▸ Task inputs
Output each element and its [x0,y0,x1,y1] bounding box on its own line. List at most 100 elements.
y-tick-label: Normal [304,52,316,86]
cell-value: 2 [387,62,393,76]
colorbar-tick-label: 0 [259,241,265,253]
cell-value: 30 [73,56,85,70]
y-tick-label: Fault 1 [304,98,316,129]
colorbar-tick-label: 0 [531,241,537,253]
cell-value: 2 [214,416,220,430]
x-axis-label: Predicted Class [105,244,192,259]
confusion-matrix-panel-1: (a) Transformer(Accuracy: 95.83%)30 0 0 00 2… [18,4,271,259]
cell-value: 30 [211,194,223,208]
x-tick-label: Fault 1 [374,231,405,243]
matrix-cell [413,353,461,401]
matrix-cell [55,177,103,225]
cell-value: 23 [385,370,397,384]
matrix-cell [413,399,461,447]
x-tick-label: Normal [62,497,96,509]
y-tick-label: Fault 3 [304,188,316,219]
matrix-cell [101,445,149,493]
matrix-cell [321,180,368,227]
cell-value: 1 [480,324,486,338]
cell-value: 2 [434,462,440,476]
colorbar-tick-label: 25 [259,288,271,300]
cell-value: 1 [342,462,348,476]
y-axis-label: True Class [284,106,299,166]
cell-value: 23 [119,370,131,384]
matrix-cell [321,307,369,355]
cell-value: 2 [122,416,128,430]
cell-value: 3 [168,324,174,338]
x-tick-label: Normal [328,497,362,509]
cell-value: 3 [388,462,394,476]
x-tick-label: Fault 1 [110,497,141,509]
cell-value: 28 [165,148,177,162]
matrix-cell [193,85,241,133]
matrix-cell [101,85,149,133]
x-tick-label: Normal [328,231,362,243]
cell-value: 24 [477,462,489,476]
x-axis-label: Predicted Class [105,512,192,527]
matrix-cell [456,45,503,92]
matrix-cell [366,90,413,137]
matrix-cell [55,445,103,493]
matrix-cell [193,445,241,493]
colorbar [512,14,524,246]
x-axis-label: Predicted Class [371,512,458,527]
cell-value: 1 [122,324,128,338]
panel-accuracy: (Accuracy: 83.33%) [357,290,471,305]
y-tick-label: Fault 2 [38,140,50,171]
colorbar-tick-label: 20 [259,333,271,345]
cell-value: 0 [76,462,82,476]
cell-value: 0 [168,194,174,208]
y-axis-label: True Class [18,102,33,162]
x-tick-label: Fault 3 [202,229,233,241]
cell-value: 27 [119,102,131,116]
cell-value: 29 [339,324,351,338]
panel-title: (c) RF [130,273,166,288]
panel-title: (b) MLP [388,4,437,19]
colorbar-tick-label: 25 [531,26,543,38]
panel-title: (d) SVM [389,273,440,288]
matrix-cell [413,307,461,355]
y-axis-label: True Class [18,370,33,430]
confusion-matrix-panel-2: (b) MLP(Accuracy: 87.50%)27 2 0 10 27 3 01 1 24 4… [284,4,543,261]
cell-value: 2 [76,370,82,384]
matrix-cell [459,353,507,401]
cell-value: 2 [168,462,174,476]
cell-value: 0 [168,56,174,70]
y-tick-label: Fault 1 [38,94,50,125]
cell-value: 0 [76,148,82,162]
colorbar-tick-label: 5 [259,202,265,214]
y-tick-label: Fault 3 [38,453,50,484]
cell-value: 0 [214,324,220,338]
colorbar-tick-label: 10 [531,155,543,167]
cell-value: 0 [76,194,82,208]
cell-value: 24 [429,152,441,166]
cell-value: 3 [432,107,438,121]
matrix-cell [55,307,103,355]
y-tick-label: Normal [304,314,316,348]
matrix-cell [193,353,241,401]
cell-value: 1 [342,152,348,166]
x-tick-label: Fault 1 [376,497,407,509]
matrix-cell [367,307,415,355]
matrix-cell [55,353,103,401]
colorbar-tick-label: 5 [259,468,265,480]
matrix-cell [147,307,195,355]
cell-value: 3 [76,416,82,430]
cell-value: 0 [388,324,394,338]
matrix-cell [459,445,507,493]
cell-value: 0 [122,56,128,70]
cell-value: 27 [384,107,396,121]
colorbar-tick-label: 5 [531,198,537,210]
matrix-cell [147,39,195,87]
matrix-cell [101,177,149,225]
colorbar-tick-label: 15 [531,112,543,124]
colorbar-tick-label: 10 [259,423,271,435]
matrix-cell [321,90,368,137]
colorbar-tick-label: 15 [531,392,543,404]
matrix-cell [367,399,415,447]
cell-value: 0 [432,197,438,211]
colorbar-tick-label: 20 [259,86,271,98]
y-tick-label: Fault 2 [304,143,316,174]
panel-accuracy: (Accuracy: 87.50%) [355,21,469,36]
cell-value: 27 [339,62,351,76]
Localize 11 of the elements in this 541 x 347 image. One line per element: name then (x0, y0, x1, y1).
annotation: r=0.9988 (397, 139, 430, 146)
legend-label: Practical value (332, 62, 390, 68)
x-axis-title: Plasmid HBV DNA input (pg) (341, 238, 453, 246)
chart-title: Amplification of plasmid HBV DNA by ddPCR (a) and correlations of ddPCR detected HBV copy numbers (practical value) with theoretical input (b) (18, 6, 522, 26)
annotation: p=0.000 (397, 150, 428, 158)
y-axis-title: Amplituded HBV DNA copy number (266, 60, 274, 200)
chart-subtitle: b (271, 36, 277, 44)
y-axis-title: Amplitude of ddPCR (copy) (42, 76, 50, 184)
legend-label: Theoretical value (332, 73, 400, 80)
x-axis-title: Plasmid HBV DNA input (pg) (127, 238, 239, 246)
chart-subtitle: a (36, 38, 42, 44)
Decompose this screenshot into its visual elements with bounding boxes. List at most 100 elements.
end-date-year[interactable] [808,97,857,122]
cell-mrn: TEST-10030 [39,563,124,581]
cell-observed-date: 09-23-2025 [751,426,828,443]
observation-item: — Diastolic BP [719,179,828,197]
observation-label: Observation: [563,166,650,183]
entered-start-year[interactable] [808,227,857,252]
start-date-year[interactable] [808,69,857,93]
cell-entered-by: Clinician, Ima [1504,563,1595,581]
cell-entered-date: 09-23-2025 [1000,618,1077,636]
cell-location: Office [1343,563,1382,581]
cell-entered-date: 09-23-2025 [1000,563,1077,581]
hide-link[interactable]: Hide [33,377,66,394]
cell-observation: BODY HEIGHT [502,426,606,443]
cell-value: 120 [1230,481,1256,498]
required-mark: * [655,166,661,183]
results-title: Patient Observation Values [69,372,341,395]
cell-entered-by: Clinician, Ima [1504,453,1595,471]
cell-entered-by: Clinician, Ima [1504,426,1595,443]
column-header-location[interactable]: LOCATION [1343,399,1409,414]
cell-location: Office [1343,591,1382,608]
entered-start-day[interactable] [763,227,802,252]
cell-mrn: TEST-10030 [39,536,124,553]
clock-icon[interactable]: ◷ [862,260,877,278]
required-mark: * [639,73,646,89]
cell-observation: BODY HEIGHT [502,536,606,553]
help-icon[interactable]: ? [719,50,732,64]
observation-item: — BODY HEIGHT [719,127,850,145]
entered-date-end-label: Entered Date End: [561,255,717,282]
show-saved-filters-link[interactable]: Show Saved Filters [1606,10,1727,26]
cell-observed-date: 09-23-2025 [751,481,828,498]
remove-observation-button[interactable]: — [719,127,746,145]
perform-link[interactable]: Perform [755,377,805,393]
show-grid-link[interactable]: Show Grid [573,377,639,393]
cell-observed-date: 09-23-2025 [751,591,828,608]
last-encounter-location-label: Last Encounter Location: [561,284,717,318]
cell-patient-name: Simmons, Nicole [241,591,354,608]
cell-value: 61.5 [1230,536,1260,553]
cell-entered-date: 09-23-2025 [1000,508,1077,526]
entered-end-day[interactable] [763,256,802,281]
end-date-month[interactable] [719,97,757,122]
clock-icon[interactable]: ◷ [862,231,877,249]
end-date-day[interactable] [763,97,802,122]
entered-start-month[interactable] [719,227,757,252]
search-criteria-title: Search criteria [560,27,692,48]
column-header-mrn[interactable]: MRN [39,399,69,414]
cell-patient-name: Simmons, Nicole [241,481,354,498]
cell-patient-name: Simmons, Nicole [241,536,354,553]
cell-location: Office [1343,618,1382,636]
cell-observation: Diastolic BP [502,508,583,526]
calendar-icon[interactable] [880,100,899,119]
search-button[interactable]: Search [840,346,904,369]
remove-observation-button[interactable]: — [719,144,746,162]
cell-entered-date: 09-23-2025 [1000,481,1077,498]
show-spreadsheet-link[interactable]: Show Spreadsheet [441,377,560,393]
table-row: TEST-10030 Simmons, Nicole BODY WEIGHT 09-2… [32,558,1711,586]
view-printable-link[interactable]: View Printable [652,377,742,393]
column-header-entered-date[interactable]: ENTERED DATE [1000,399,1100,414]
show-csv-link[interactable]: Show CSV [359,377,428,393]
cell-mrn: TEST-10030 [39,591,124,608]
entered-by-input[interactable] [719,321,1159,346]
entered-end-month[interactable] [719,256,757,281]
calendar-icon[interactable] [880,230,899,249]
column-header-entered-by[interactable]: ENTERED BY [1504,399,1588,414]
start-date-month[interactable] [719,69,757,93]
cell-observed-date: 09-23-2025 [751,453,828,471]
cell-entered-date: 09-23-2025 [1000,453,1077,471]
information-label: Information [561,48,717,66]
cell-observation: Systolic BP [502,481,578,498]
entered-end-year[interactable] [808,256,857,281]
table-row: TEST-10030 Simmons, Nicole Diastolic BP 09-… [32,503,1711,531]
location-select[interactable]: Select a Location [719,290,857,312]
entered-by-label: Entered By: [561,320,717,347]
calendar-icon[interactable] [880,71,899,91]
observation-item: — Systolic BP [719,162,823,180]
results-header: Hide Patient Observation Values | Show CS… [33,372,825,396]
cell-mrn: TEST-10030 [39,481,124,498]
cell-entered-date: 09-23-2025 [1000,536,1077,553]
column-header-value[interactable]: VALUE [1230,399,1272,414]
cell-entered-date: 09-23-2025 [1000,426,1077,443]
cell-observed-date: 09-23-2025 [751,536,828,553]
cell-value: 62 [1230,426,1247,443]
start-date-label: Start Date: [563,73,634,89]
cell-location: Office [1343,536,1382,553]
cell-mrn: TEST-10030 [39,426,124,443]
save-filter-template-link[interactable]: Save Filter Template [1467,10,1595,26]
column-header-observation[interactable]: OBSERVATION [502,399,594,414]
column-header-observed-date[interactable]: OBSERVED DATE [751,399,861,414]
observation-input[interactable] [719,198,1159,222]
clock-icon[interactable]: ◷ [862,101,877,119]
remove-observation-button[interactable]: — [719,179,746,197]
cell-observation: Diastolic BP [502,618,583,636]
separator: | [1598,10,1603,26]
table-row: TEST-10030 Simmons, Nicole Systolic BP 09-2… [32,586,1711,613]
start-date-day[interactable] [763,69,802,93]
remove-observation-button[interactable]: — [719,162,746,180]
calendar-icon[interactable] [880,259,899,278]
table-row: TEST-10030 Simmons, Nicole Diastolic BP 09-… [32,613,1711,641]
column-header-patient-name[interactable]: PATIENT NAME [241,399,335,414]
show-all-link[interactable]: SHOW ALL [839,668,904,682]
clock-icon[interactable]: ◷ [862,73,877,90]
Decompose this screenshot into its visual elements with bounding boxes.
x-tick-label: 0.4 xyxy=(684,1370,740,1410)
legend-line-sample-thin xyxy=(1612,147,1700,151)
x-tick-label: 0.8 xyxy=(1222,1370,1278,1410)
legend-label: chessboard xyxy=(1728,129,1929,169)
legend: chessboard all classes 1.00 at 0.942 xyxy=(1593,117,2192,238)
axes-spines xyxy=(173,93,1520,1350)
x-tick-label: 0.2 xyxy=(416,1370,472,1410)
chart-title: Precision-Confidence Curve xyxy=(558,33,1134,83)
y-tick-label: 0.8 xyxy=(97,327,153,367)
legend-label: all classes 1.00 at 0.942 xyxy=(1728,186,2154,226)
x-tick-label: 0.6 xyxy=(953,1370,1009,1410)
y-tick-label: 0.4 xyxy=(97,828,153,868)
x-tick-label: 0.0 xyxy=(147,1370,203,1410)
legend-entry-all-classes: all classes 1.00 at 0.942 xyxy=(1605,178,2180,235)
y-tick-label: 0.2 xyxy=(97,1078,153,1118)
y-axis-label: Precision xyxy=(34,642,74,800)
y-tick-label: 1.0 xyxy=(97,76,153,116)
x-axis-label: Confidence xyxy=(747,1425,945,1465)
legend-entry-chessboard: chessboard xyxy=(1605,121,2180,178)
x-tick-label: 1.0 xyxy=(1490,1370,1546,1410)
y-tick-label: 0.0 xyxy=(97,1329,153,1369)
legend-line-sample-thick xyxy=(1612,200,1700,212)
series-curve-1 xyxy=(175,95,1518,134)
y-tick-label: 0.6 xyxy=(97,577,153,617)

▸ Directions for this task
Revise the entries from the first line through the line holding "cell-value: 30 [73,56,85,70]", inclusive, replacing "Normal" with "Baseline" and leaving everything else unchanged.

▸ Right answer
Output each element and its [x0,y0,x1,y1] bounding box on its own line. List at most 100 elements.
y-tick-label: Baseline [304,52,316,86]
cell-value: 2 [387,62,393,76]
colorbar-tick-label: 0 [259,241,265,253]
cell-value: 30 [73,56,85,70]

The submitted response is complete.